** start Working data **

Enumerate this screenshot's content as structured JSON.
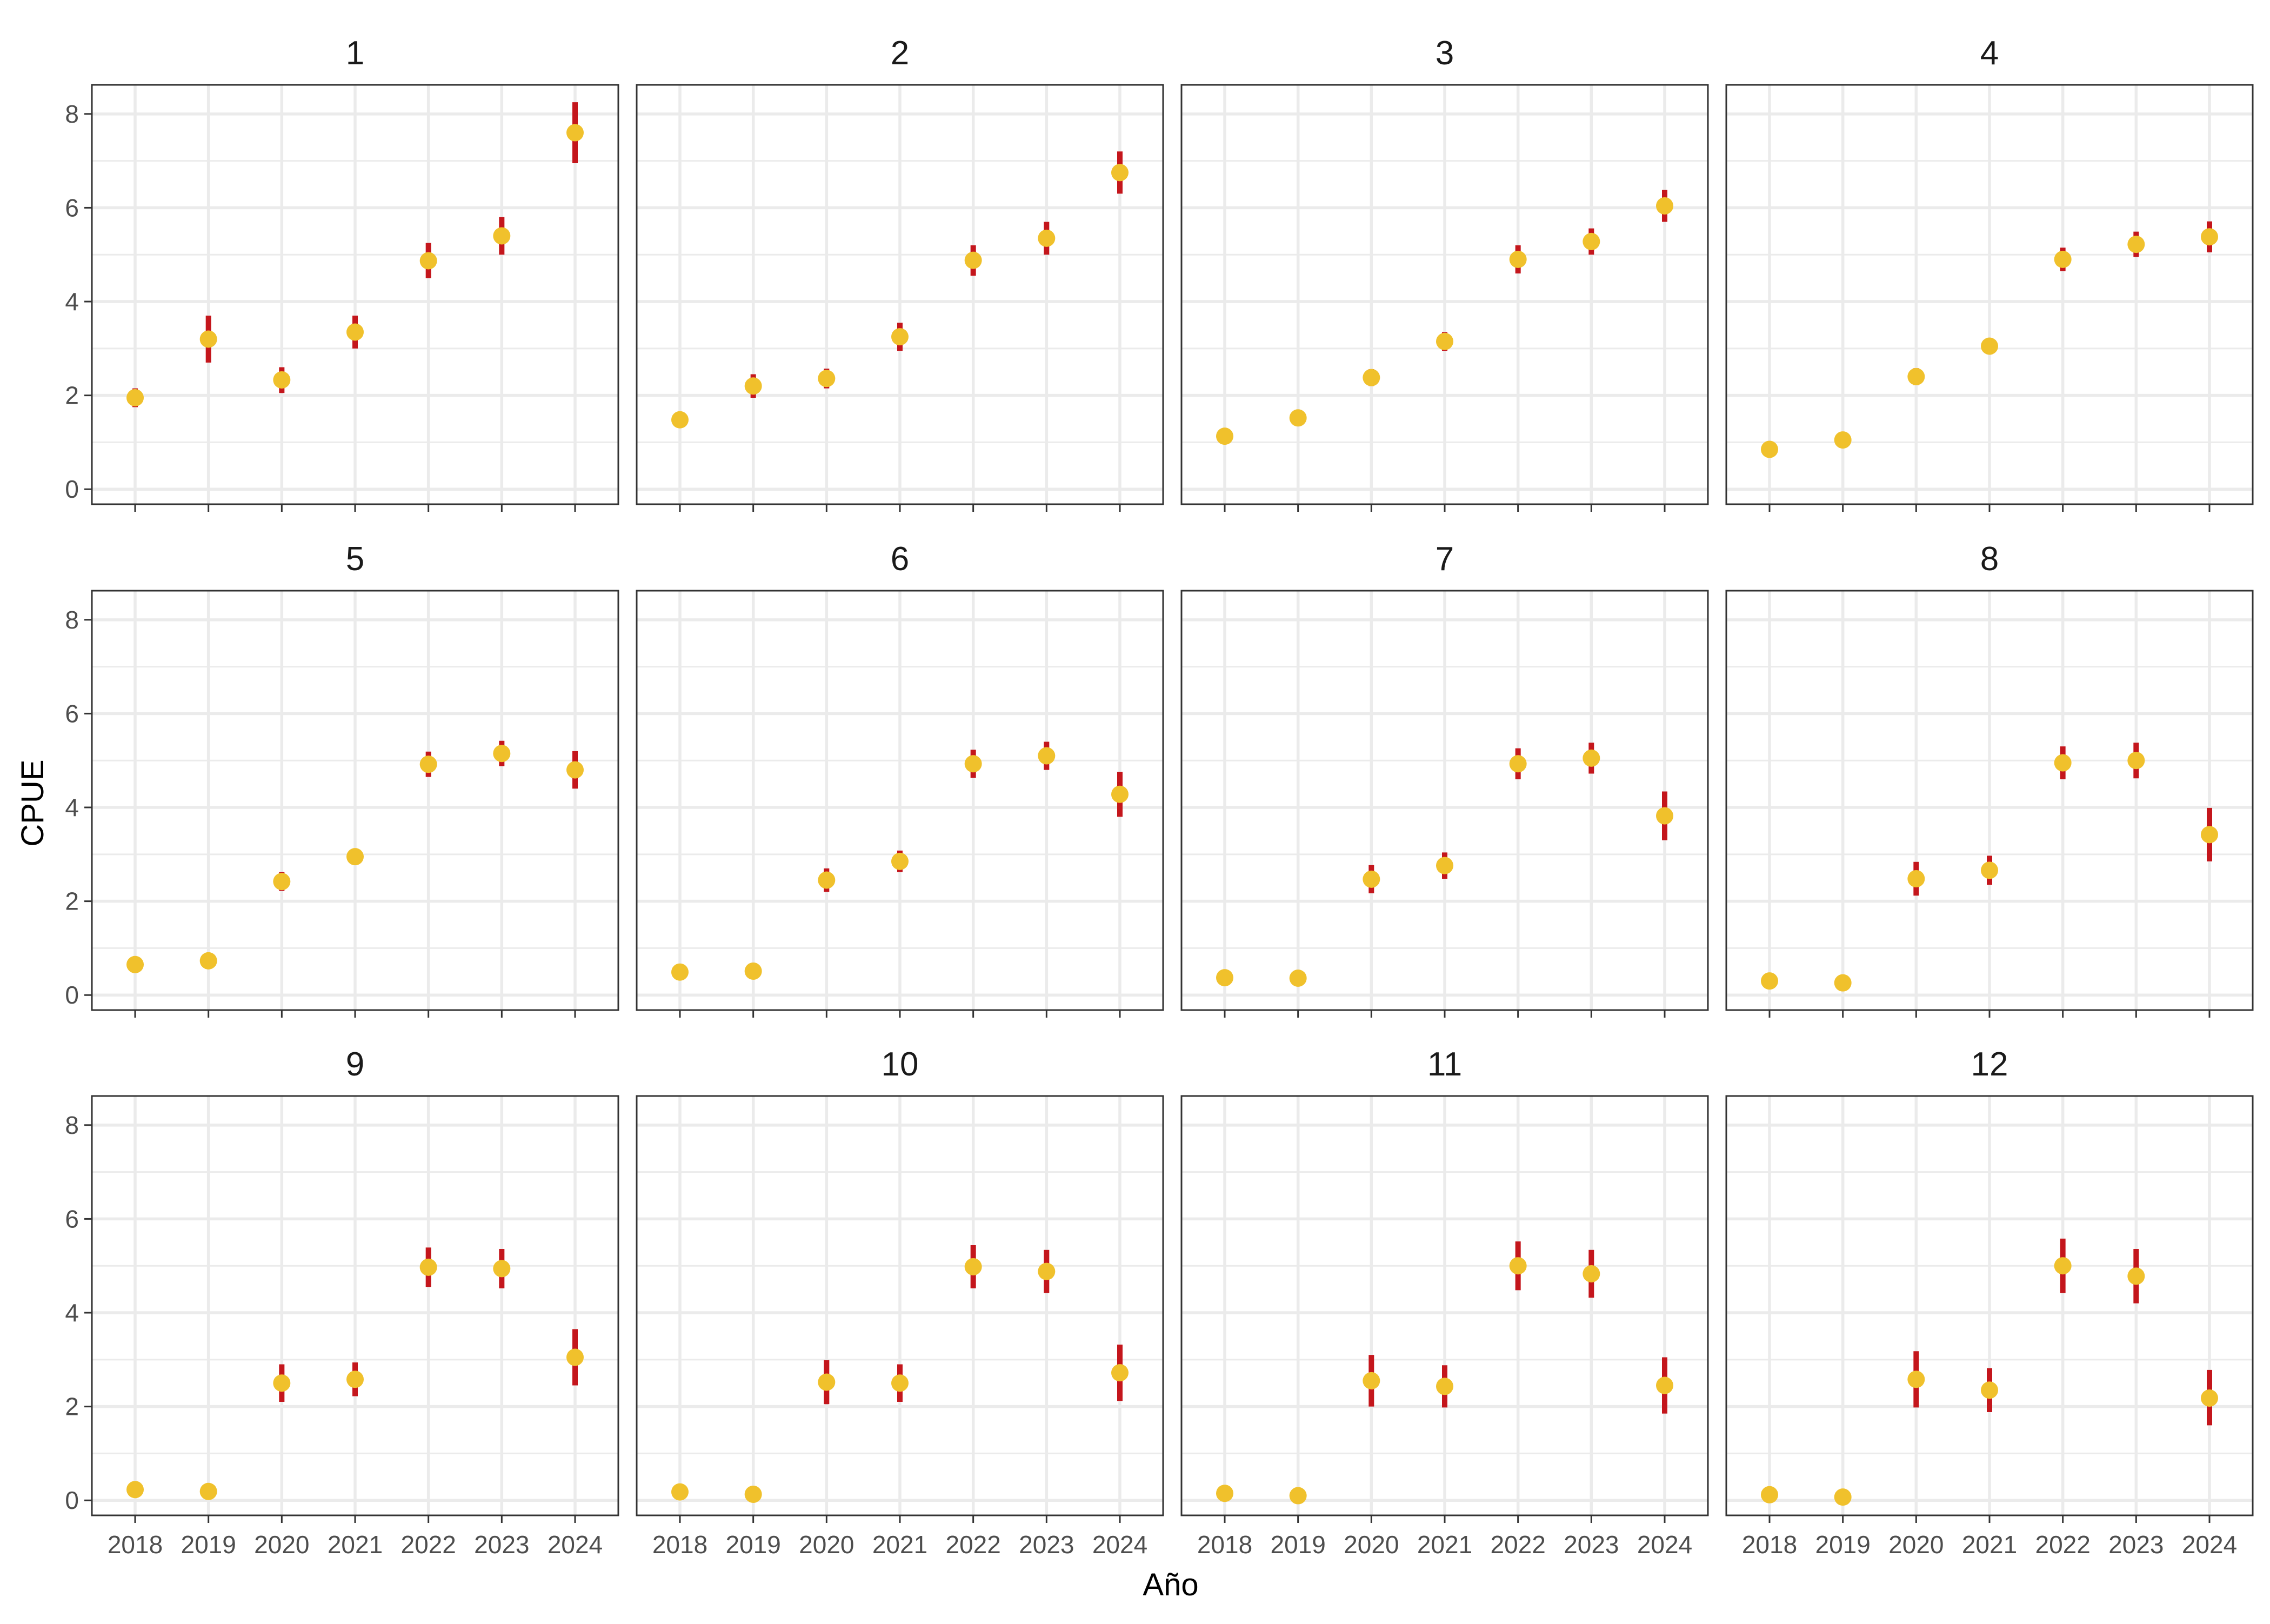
{
  "chart_data": {
    "type": "scatter",
    "facet_layout": "4 columns x 3 rows",
    "xlabel": "Año",
    "ylabel": "CPUE",
    "x": [
      2018,
      2019,
      2020,
      2021,
      2022,
      2023,
      2024
    ],
    "ylim": [
      0,
      8.5
    ],
    "yticks": [
      0,
      2,
      4,
      6,
      8
    ],
    "grid": true,
    "point_color": "#F0C12C",
    "errorbar_color": "#C4161C",
    "grid_color": "#EBEBEB",
    "panel_border_color": "#333333",
    "facets": [
      {
        "title": "1",
        "values": [
          1.95,
          3.2,
          2.33,
          3.35,
          4.87,
          5.4,
          7.6
        ],
        "lower": [
          1.75,
          2.7,
          2.05,
          3.0,
          4.5,
          5.0,
          6.95
        ],
        "upper": [
          2.15,
          3.7,
          2.6,
          3.7,
          5.25,
          5.8,
          8.25
        ]
      },
      {
        "title": "2",
        "values": [
          1.48,
          2.2,
          2.36,
          3.25,
          4.88,
          5.35,
          6.75
        ],
        "lower": [
          1.38,
          1.95,
          2.15,
          2.95,
          4.55,
          5.0,
          6.3
        ],
        "upper": [
          1.58,
          2.45,
          2.57,
          3.55,
          5.2,
          5.7,
          7.2
        ]
      },
      {
        "title": "3",
        "values": [
          1.13,
          1.52,
          2.38,
          3.15,
          4.9,
          5.28,
          6.04
        ],
        "lower": [
          1.05,
          1.42,
          2.2,
          2.95,
          4.6,
          5.0,
          5.7
        ],
        "upper": [
          1.21,
          1.62,
          2.56,
          3.35,
          5.2,
          5.56,
          6.38
        ]
      },
      {
        "title": "4",
        "values": [
          0.85,
          1.05,
          2.4,
          3.05,
          4.9,
          5.22,
          5.38
        ],
        "lower": [
          0.77,
          0.97,
          2.22,
          2.88,
          4.65,
          4.95,
          5.05
        ],
        "upper": [
          0.93,
          1.13,
          2.58,
          3.22,
          5.15,
          5.49,
          5.71
        ]
      },
      {
        "title": "5",
        "values": [
          0.65,
          0.73,
          2.42,
          2.95,
          4.92,
          5.15,
          4.8
        ],
        "lower": [
          0.58,
          0.66,
          2.22,
          2.78,
          4.65,
          4.88,
          4.4
        ],
        "upper": [
          0.72,
          0.8,
          2.62,
          3.12,
          5.19,
          5.42,
          5.2
        ]
      },
      {
        "title": "6",
        "values": [
          0.49,
          0.51,
          2.45,
          2.85,
          4.93,
          5.1,
          4.28
        ],
        "lower": [
          0.42,
          0.44,
          2.2,
          2.62,
          4.63,
          4.8,
          3.8
        ],
        "upper": [
          0.56,
          0.58,
          2.7,
          3.08,
          5.23,
          5.4,
          4.76
        ]
      },
      {
        "title": "7",
        "values": [
          0.37,
          0.36,
          2.47,
          2.76,
          4.93,
          5.05,
          3.82
        ],
        "lower": [
          0.3,
          0.29,
          2.17,
          2.48,
          4.6,
          4.72,
          3.3
        ],
        "upper": [
          0.44,
          0.43,
          2.77,
          3.04,
          5.26,
          5.38,
          4.34
        ]
      },
      {
        "title": "8",
        "values": [
          0.3,
          0.26,
          2.48,
          2.66,
          4.95,
          5.0,
          3.42
        ],
        "lower": [
          0.23,
          0.19,
          2.12,
          2.35,
          4.6,
          4.62,
          2.85
        ],
        "upper": [
          0.37,
          0.33,
          2.84,
          2.97,
          5.3,
          5.38,
          3.99
        ]
      },
      {
        "title": "9",
        "values": [
          0.23,
          0.19,
          2.5,
          2.58,
          4.97,
          4.94,
          3.05
        ],
        "lower": [
          0.16,
          0.12,
          2.1,
          2.22,
          4.55,
          4.52,
          2.45
        ],
        "upper": [
          0.3,
          0.26,
          2.9,
          2.94,
          5.39,
          5.36,
          3.65
        ]
      },
      {
        "title": "10",
        "values": [
          0.18,
          0.13,
          2.52,
          2.5,
          4.98,
          4.88,
          2.72
        ],
        "lower": [
          0.11,
          0.06,
          2.05,
          2.1,
          4.52,
          4.42,
          2.12
        ],
        "upper": [
          0.25,
          0.2,
          2.99,
          2.9,
          5.44,
          5.34,
          3.32
        ]
      },
      {
        "title": "11",
        "values": [
          0.15,
          0.1,
          2.55,
          2.43,
          5.0,
          4.83,
          2.45
        ],
        "lower": [
          0.08,
          0.03,
          2.0,
          1.98,
          4.48,
          4.32,
          1.85
        ],
        "upper": [
          0.22,
          0.17,
          3.1,
          2.88,
          5.52,
          5.34,
          3.05
        ]
      },
      {
        "title": "12",
        "values": [
          0.12,
          0.07,
          2.58,
          2.35,
          5.0,
          4.78,
          2.18
        ],
        "lower": [
          0.05,
          0.0,
          1.98,
          1.88,
          4.42,
          4.2,
          1.6
        ],
        "upper": [
          0.19,
          0.14,
          3.18,
          2.82,
          5.58,
          5.36,
          2.78
        ]
      }
    ]
  }
}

** end Working data **

Quote every record above exactly, leaving out the pictures.

Enumerate this screenshot's content as structured JSON.
{
  "chart_data": {
    "type": "scatter",
    "facet_layout": "4 columns x 3 rows",
    "xlabel": "Año",
    "ylabel": "CPUE",
    "x": [
      2018,
      2019,
      2020,
      2021,
      2022,
      2023,
      2024
    ],
    "ylim": [
      0,
      8.5
    ],
    "yticks": [
      0,
      2,
      4,
      6,
      8
    ],
    "grid": true,
    "point_color": "#F0C12C",
    "errorbar_color": "#C4161C",
    "grid_color": "#EBEBEB",
    "panel_border_color": "#333333",
    "facets": [
      {
        "title": "1",
        "values": [
          1.95,
          3.2,
          2.33,
          3.35,
          4.87,
          5.4,
          7.6
        ],
        "lower": [
          1.75,
          2.7,
          2.05,
          3.0,
          4.5,
          5.0,
          6.95
        ],
        "upper": [
          2.15,
          3.7,
          2.6,
          3.7,
          5.25,
          5.8,
          8.25
        ]
      },
      {
        "title": "2",
        "values": [
          1.48,
          2.2,
          2.36,
          3.25,
          4.88,
          5.35,
          6.75
        ],
        "lower": [
          1.38,
          1.95,
          2.15,
          2.95,
          4.55,
          5.0,
          6.3
        ],
        "upper": [
          1.58,
          2.45,
          2.57,
          3.55,
          5.2,
          5.7,
          7.2
        ]
      },
      {
        "title": "3",
        "values": [
          1.13,
          1.52,
          2.38,
          3.15,
          4.9,
          5.28,
          6.04
        ],
        "lower": [
          1.05,
          1.42,
          2.2,
          2.95,
          4.6,
          5.0,
          5.7
        ],
        "upper": [
          1.21,
          1.62,
          2.56,
          3.35,
          5.2,
          5.56,
          6.38
        ]
      },
      {
        "title": "4",
        "values": [
          0.85,
          1.05,
          2.4,
          3.05,
          4.9,
          5.22,
          5.38
        ],
        "lower": [
          0.77,
          0.97,
          2.22,
          2.88,
          4.65,
          4.95,
          5.05
        ],
        "upper": [
          0.93,
          1.13,
          2.58,
          3.22,
          5.15,
          5.49,
          5.71
        ]
      },
      {
        "title": "5",
        "values": [
          0.65,
          0.73,
          2.42,
          2.95,
          4.92,
          5.15,
          4.8
        ],
        "lower": [
          0.58,
          0.66,
          2.22,
          2.78,
          4.65,
          4.88,
          4.4
        ],
        "upper": [
          0.72,
          0.8,
          2.62,
          3.12,
          5.19,
          5.42,
          5.2
        ]
      },
      {
        "title": "6",
        "values": [
          0.49,
          0.51,
          2.45,
          2.85,
          4.93,
          5.1,
          4.28
        ],
        "lower": [
          0.42,
          0.44,
          2.2,
          2.62,
          4.63,
          4.8,
          3.8
        ],
        "upper": [
          0.56,
          0.58,
          2.7,
          3.08,
          5.23,
          5.4,
          4.76
        ]
      },
      {
        "title": "7",
        "values": [
          0.37,
          0.36,
          2.47,
          2.76,
          4.93,
          5.05,
          3.82
        ],
        "lower": [
          0.3,
          0.29,
          2.17,
          2.48,
          4.6,
          4.72,
          3.3
        ],
        "upper": [
          0.44,
          0.43,
          2.77,
          3.04,
          5.26,
          5.38,
          4.34
        ]
      },
      {
        "title": "8",
        "values": [
          0.3,
          0.26,
          2.48,
          2.66,
          4.95,
          5.0,
          3.42
        ],
        "lower": [
          0.23,
          0.19,
          2.12,
          2.35,
          4.6,
          4.62,
          2.85
        ],
        "upper": [
          0.37,
          0.33,
          2.84,
          2.97,
          5.3,
          5.38,
          3.99
        ]
      },
      {
        "title": "9",
        "values": [
          0.23,
          0.19,
          2.5,
          2.58,
          4.97,
          4.94,
          3.05
        ],
        "lower": [
          0.16,
          0.12,
          2.1,
          2.22,
          4.55,
          4.52,
          2.45
        ],
        "upper": [
          0.3,
          0.26,
          2.9,
          2.94,
          5.39,
          5.36,
          3.65
        ]
      },
      {
        "title": "10",
        "values": [
          0.18,
          0.13,
          2.52,
          2.5,
          4.98,
          4.88,
          2.72
        ],
        "lower": [
          0.11,
          0.06,
          2.05,
          2.1,
          4.52,
          4.42,
          2.12
        ],
        "upper": [
          0.25,
          0.2,
          2.99,
          2.9,
          5.44,
          5.34,
          3.32
        ]
      },
      {
        "title": "11",
        "values": [
          0.15,
          0.1,
          2.55,
          2.43,
          5.0,
          4.83,
          2.45
        ],
        "lower": [
          0.08,
          0.03,
          2.0,
          1.98,
          4.48,
          4.32,
          1.85
        ],
        "upper": [
          0.22,
          0.17,
          3.1,
          2.88,
          5.52,
          5.34,
          3.05
        ]
      },
      {
        "title": "12",
        "values": [
          0.12,
          0.07,
          2.58,
          2.35,
          5.0,
          4.78,
          2.18
        ],
        "lower": [
          0.05,
          0.0,
          1.98,
          1.88,
          4.42,
          4.2,
          1.6
        ],
        "upper": [
          0.19,
          0.14,
          3.18,
          2.82,
          5.58,
          5.36,
          2.78
        ]
      }
    ]
  }
}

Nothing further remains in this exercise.